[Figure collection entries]

↓

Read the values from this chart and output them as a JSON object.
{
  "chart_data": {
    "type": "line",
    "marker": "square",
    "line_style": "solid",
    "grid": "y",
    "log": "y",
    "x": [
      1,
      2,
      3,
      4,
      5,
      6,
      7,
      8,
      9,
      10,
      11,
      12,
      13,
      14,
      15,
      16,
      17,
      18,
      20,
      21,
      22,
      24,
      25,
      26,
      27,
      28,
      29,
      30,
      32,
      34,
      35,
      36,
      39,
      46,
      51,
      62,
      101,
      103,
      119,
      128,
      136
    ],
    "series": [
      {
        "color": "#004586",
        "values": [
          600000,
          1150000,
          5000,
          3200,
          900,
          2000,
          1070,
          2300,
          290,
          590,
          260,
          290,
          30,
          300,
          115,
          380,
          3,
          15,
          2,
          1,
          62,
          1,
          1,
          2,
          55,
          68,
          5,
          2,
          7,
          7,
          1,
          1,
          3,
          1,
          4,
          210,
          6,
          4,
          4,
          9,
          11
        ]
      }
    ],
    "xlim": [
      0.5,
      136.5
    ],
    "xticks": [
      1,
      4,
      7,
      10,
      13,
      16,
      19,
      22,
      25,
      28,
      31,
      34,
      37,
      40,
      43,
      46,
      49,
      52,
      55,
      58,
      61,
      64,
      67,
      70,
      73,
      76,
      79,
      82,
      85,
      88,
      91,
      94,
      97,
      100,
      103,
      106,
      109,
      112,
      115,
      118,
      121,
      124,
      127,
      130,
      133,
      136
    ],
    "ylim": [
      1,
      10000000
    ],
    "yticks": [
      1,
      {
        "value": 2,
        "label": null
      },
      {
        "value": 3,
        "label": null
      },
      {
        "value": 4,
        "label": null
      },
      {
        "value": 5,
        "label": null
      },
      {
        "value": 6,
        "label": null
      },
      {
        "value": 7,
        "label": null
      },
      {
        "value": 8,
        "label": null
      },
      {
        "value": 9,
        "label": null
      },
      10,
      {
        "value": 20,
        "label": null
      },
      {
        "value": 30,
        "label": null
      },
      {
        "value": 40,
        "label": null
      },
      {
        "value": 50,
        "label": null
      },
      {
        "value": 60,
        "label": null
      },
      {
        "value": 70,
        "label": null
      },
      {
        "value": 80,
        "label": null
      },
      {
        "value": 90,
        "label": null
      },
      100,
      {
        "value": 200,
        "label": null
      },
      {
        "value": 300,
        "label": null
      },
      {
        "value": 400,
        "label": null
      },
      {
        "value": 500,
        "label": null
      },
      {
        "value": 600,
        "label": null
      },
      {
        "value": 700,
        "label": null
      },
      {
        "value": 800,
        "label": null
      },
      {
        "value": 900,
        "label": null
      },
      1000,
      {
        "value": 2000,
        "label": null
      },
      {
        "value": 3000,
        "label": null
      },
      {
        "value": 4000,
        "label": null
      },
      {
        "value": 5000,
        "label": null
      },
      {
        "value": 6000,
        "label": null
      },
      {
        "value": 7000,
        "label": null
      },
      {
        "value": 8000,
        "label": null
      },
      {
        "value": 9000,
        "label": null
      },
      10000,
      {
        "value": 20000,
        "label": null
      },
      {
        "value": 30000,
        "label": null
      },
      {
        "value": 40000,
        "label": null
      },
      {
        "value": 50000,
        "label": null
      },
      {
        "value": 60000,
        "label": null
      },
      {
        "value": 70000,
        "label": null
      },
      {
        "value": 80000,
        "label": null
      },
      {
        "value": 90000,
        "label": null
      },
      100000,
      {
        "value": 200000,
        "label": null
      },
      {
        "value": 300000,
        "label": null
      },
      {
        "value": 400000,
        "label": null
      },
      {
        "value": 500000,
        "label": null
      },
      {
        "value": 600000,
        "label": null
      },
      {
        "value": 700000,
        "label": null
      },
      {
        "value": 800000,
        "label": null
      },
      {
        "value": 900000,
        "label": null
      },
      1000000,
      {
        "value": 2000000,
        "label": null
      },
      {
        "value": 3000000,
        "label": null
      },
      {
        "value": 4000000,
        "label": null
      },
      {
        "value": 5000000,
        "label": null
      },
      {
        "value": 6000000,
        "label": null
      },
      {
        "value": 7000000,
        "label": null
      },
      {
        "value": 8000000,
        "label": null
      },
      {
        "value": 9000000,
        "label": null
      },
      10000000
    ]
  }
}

↑

# EXERCISE INSTRUCTIONS
Copy each line that holds the word "values".

# OUTPUT OF THE EXERCISE
Read the values from this chart and output them as a JSON object.
        "values": [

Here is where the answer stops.